## WHAT YOU HAVE TO DO:
Count the lines below that contain the word "инвалидов". Give only the number.

## TASK DATA:
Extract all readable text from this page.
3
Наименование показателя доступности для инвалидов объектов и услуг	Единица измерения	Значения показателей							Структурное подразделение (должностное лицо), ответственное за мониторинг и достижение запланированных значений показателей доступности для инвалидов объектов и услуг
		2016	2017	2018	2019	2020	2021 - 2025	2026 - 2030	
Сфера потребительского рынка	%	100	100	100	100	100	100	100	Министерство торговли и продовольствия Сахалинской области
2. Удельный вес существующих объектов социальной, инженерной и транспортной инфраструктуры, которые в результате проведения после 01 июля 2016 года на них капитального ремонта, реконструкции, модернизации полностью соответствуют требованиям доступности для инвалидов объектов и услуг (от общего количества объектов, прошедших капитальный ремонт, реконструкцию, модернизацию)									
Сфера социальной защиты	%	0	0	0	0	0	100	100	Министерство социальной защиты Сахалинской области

## COMPLETED TASK:
2